TASK DESCRIPTION: Count every line that holds the string "circle", and report the number alone.

INPUT MATERIAL:
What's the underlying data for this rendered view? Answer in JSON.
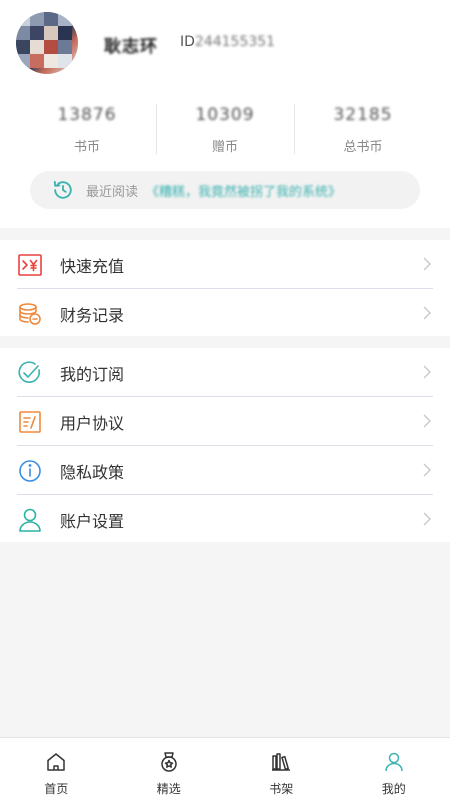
{
  "profile": {
    "nickname": "耿志环",
    "id_prefix": "ID",
    "id_number": "244155351"
  },
  "stats": [
    {
      "value": "13876",
      "label": "书币"
    },
    {
      "value": "10309",
      "label": "赠币"
    },
    {
      "value": "32185",
      "label": "总书币"
    }
  ],
  "recent": {
    "icon": "history-icon",
    "label": "最近阅读",
    "book": "《糟糕，我竟然被拐了我的系统》"
  },
  "menu_group_1": [
    {
      "label": "快速充值",
      "icon": "recharge-icon"
    },
    {
      "label": "财务记录",
      "icon": "coins-stack-icon"
    }
  ],
  "menu_group_2": [
    {
      "label": "我的订阅",
      "icon": "check-circle-icon"
    },
    {
      "label": "用户协议",
      "icon": "document-icon"
    },
    {
      "label": "隐私政策",
      "icon": "info-circle-icon"
    },
    {
      "label": "账户设置",
      "icon": "user-icon"
    }
  ],
  "tabbar": [
    {
      "label": "首页",
      "icon": "home-icon"
    },
    {
      "label": "精选",
      "icon": "medal-icon"
    },
    {
      "label": "书架",
      "icon": "bookshelf-icon"
    },
    {
      "label": "我的",
      "icon": "profile-icon",
      "active": true
    }
  ],
  "colors": {
    "accent": "#3cb3b0",
    "recharge_red": "#e8423f",
    "finance_orange": "#f0883a",
    "subscribe_teal": "#3cb3b0",
    "agreement_orange": "#f0883a",
    "privacy_blue": "#3a8ee6",
    "account_teal": "#2bb3a3"
  }
}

CORRECT OUTPUT: 2